### TASKS TO PERFORM
(1) Revise the reader survey post by restating the stretch from "In one segment" through "the Fedora Lounge." with "Interestingly enough" changed to "Perhaps surprisingly".
(2) Write the next few sentences of the reader survey post, starting after its final line.

### DOCUMENT EXCERPT
:::
L.A. Daily Mirror Reader Survey — Part 2

L.A. Daily Mirror Reader Survey

In one segment of the survey, I asked readers what other websites they visited. Interestingly enough, the Los Angeles Times was the top website, followed by IMDB, the New York Times, Wikipedia (ahem), L.A. Observed, Curbed L.A., the Daily Beast, L.A. Weekly, L.A. Morgue Files, She Blogged by Night, LAist, Franklin Avenue,  Dodger Thoughts, Nitrateville, Self-Styled Siren and the Fedora Lounge.

I neglected to ask about the SkyscraperCity blog, which sends some traffic my way.

One of the most significant (and gratifying) findings is this one:

L.A. Daily Mirror Reader Survey

The vast majority of the audience is longtime readers, more than three years, back to when the Daily Mirror was at latimes.com. This is good, but notice how few new readers are being added: just 13 readers in the last year (I see that I could have worded that question more clearly).

L.A. Daily Mirror reader survey

These results reflect the long-term nature of the readers.
:::
### Element and coordinate records
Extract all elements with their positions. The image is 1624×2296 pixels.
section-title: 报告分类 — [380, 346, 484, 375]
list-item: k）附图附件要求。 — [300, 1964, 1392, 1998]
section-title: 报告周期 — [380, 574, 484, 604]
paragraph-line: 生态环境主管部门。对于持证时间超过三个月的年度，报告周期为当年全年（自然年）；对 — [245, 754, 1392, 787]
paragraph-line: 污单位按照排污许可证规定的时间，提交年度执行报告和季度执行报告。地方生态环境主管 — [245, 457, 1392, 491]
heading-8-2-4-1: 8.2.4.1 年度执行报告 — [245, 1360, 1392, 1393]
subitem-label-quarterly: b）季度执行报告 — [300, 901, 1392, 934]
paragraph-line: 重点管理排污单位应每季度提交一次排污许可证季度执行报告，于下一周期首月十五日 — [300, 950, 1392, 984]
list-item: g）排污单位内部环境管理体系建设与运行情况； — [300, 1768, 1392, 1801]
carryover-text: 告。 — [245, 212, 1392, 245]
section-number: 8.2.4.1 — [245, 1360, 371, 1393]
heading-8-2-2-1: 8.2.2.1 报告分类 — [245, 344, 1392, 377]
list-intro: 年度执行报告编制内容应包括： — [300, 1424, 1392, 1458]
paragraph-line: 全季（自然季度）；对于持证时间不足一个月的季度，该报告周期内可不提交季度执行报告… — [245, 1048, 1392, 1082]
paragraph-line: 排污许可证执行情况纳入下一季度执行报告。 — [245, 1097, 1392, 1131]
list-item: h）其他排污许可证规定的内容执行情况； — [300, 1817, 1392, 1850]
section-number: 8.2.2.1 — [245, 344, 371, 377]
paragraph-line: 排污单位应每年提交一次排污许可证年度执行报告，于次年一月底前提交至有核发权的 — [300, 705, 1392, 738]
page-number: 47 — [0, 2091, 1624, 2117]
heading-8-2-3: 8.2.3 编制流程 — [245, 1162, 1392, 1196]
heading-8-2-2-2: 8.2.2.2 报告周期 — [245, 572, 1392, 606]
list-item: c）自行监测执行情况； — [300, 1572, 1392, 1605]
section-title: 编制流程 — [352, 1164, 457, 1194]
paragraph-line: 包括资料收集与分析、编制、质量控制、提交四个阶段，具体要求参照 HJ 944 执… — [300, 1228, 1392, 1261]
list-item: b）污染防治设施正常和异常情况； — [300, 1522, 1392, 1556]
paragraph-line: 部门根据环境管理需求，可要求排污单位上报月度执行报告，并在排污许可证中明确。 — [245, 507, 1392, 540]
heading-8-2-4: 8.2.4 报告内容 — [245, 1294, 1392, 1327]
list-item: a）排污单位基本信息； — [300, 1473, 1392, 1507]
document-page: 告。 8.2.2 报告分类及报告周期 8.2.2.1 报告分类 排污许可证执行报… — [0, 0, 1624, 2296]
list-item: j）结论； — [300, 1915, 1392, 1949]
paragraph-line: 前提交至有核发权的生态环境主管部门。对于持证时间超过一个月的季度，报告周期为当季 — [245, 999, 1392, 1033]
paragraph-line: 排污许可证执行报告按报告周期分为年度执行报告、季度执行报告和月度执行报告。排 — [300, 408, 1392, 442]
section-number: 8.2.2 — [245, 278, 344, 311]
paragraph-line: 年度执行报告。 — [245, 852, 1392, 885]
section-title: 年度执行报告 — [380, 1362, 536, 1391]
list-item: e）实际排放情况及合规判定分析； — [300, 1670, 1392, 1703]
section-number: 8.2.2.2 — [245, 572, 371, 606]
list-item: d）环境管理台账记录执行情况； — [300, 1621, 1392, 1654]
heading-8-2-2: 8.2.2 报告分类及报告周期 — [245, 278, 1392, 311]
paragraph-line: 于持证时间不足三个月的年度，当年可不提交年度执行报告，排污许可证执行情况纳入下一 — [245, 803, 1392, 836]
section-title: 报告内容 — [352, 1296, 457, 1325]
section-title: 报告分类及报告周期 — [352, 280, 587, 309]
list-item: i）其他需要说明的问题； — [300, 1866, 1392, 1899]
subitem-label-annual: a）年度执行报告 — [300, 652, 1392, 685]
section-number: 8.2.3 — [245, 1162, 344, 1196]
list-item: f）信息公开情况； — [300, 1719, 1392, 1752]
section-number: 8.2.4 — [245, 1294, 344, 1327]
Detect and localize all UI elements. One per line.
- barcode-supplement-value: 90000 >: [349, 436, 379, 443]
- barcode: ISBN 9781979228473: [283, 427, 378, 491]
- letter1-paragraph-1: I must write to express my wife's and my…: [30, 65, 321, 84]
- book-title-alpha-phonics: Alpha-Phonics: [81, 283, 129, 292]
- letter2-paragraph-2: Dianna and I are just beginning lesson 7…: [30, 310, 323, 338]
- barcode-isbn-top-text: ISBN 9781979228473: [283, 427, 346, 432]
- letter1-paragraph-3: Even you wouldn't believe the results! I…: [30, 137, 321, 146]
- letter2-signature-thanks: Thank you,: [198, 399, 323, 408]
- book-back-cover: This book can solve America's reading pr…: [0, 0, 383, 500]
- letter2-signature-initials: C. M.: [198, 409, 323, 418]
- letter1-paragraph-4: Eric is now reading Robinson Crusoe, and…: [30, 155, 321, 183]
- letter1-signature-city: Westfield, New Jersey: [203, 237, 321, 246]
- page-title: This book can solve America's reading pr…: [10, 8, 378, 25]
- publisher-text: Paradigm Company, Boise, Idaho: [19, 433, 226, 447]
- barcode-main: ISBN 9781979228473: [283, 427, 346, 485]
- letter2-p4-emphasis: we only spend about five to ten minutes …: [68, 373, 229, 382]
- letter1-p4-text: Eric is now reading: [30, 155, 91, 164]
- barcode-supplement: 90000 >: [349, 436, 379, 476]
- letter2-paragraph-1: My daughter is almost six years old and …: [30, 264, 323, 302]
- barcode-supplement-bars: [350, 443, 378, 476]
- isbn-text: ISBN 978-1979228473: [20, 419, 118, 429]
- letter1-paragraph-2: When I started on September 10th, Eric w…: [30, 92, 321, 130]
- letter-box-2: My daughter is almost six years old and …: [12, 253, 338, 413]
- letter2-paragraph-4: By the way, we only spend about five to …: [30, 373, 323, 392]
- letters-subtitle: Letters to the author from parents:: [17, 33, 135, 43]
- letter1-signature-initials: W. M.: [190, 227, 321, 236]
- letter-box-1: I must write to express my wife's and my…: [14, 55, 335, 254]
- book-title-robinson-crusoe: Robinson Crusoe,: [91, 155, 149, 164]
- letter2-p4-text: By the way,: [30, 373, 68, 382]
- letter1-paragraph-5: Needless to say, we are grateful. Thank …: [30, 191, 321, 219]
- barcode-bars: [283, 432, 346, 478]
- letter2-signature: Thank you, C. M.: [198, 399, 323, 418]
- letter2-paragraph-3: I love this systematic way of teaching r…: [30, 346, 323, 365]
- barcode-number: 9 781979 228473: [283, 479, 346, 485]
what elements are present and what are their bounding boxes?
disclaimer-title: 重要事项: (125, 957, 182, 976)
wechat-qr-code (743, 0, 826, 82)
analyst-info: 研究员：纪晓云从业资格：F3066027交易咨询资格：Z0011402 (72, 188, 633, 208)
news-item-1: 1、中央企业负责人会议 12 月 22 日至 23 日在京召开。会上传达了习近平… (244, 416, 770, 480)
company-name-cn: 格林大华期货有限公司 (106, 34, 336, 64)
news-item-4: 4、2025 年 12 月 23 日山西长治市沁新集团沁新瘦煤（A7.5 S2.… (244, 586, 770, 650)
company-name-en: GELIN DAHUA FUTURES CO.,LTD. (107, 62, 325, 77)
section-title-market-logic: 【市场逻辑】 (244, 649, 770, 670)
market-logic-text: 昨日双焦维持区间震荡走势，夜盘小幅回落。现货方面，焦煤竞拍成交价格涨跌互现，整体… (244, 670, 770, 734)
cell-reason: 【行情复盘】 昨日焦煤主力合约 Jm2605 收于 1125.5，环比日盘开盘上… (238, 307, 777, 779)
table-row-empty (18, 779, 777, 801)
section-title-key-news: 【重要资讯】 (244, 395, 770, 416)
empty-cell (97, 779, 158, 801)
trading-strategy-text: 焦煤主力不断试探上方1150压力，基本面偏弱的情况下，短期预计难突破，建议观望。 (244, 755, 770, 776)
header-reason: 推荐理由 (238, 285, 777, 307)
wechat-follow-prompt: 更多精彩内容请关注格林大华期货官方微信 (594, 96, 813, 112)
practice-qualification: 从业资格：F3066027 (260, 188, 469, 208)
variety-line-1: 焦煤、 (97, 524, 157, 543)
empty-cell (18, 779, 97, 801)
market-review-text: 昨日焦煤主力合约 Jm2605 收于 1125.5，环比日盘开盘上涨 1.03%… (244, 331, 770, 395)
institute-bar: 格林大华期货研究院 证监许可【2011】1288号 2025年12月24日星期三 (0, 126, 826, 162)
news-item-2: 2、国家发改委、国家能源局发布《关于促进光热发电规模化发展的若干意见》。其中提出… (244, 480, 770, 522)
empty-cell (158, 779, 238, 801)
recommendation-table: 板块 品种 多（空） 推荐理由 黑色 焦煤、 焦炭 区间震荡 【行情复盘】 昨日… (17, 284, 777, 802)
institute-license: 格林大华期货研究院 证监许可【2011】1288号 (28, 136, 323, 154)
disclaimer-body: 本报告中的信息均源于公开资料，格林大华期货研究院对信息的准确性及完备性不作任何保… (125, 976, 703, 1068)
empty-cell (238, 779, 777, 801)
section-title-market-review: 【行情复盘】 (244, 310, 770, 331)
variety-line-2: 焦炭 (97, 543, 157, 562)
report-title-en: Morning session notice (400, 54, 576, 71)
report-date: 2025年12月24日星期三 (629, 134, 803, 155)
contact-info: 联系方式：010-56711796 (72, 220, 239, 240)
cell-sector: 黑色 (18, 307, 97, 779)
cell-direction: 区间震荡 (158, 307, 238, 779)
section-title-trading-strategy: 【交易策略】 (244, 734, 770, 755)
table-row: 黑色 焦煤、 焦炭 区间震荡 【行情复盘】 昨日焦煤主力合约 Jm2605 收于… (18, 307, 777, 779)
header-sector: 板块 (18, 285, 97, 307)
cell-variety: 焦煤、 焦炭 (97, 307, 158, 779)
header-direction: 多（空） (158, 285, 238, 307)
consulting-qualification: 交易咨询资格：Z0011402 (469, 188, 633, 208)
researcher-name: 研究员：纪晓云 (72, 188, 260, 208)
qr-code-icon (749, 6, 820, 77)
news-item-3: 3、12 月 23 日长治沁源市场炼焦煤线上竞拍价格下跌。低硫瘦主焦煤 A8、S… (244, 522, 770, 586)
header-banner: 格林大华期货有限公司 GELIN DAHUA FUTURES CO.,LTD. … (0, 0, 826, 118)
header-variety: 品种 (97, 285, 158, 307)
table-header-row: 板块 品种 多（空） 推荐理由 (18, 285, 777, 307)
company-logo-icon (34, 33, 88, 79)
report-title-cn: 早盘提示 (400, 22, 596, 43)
:::
### ANSWERS FOR THE EXERCISE
(1)
In one segment of the survey, I asked readers what other websites they visited. Perhaps surprisingly, the Los Angeles Times was the top website, followed by IMDB, the New York Times, Wikipedia (ahem), L.A. Observed, Curbed L.A., the Daily Beast, L.A. Weekly, L.A. Morgue Files, She Blogged by Night, LAist, Franklin Avenue,  Dodger Thoughts, Nitrateville, Self-Styled Siren and the Fedora Lounge.

(2)
Most visit every day….

L.A. Daily Mirror Reader Survey

And they stay on the blog for a long while, according to the survey. When I was doing the Daily Mirror at latimes.com, the average visit for the blog was six minutes. In case you don’t know, that is an eternity on the Web.

If I were in business and the Daily Mirror were a regular newspaper, these results would be cause for concern: I have a large bloc of longtime, loyal readers, which is great. But I’m not adding anyone. And of course, that’s the problem not just of newspapers, but symphony orchestras and opera companies and any other nonprofit with a graying audience.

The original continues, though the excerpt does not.